* **Exercise requirements**
Gather every line from the entries below that includes "ενέργειας".

*** Task data

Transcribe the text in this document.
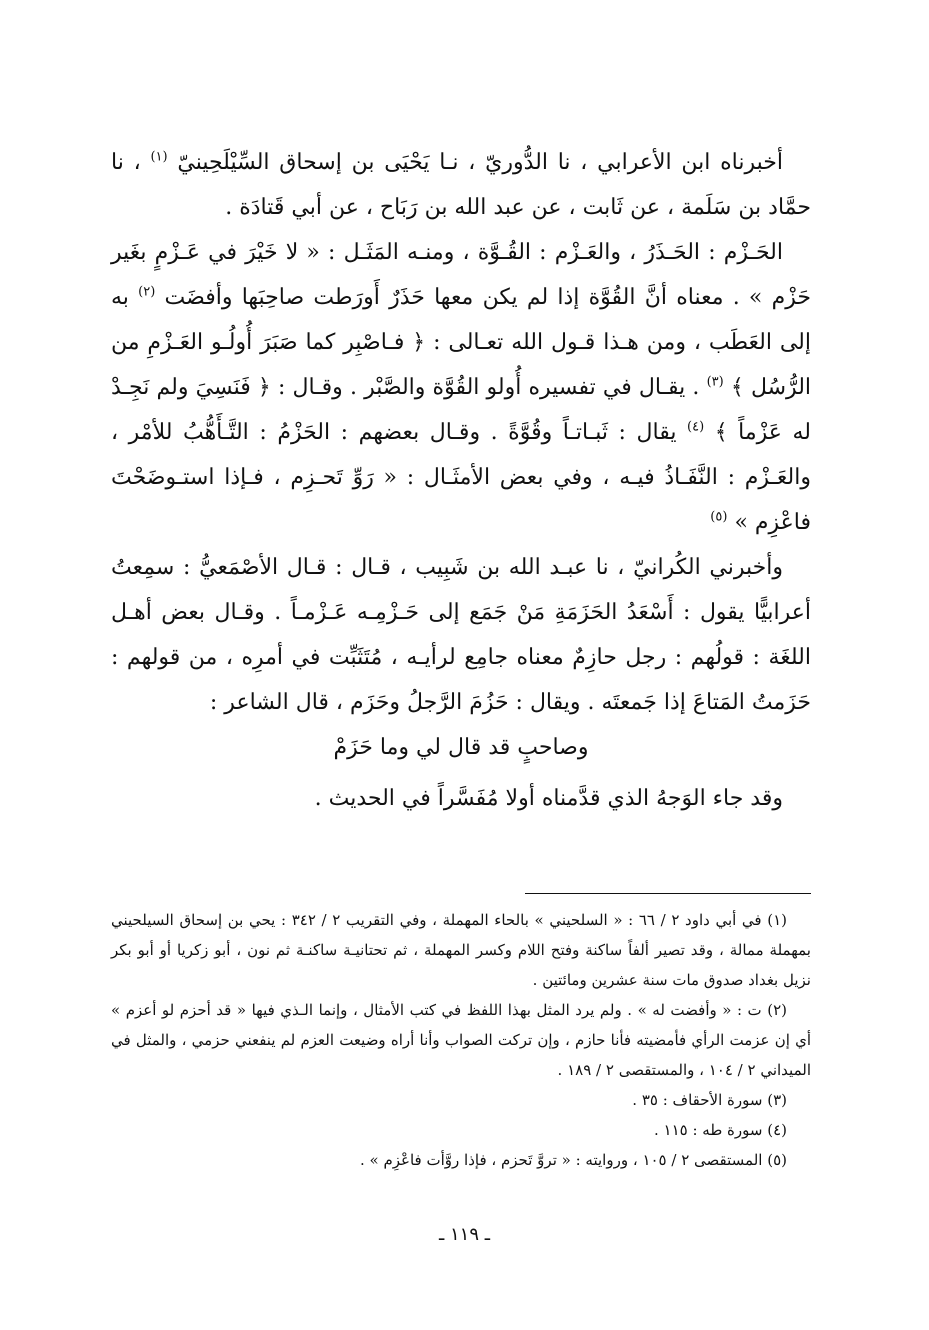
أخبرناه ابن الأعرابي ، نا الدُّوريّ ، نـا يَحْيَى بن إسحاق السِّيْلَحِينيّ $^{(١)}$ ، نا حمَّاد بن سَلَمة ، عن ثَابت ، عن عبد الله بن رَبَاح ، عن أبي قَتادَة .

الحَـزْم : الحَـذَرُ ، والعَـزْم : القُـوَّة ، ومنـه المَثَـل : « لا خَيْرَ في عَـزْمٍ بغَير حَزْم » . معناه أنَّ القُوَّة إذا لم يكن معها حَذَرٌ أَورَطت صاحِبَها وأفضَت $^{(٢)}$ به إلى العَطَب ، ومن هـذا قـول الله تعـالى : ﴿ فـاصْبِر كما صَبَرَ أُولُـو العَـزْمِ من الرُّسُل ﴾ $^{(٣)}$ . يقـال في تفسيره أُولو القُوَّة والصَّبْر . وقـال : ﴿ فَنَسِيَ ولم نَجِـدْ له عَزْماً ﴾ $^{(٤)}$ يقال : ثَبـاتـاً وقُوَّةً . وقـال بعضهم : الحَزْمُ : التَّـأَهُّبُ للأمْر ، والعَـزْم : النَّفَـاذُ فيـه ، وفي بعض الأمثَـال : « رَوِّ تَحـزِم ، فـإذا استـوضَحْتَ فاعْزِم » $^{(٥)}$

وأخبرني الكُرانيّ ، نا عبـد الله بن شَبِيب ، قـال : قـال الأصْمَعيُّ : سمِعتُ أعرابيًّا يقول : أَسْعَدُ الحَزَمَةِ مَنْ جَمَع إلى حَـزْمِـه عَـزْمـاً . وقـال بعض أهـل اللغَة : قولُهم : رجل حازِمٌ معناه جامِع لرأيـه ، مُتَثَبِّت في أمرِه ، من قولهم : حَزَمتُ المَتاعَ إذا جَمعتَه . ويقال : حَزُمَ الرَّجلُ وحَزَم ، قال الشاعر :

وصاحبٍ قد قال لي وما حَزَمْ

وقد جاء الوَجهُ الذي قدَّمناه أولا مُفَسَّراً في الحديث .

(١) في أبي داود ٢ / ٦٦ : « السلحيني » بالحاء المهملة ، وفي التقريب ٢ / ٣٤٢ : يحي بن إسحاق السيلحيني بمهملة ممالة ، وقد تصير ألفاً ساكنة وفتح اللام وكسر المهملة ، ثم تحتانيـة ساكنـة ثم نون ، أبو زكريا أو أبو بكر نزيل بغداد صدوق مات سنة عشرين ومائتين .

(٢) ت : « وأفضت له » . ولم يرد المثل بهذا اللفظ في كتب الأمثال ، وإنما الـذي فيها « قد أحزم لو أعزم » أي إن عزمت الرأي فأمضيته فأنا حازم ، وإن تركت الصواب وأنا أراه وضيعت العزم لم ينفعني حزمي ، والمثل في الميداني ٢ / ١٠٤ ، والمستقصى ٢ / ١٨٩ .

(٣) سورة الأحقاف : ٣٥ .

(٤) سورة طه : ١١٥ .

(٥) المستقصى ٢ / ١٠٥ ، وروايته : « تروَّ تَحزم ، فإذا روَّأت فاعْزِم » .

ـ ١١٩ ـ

******
*** Task data

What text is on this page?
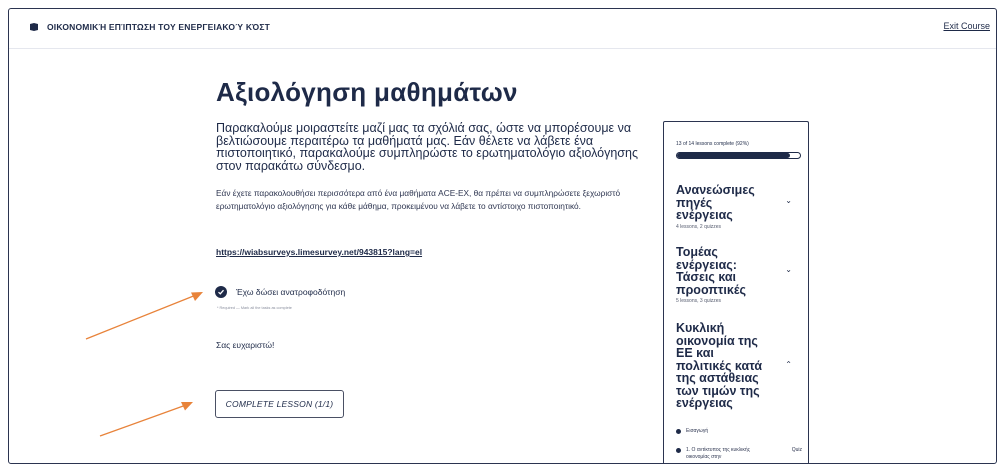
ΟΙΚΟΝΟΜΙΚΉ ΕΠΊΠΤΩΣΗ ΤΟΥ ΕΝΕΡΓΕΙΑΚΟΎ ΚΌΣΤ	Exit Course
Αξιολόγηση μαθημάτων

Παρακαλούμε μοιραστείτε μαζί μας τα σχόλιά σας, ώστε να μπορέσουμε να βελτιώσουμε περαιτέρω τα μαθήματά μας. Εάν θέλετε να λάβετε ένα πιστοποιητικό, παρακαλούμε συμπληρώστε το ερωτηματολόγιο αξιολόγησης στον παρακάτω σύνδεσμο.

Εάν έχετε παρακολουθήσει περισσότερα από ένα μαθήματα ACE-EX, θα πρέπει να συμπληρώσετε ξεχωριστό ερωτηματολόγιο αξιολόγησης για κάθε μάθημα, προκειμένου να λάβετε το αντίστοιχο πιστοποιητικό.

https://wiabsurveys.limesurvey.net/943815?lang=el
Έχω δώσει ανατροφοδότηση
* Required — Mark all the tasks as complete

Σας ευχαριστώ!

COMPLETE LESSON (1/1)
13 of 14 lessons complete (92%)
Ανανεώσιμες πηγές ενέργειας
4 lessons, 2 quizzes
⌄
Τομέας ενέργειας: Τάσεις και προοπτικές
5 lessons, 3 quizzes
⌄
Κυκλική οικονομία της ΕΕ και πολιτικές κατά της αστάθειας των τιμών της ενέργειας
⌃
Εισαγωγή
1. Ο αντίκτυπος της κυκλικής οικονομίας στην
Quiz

******

* **Written reply**
Ανανεώσιμες πηγές ενέργειας
Τομέας ενέργειας: Τάσεις και προοπτικές
Κυκλική οικονομία της ΕΕ και πολιτικές κατά της αστάθειας των τιμών της ενέργειας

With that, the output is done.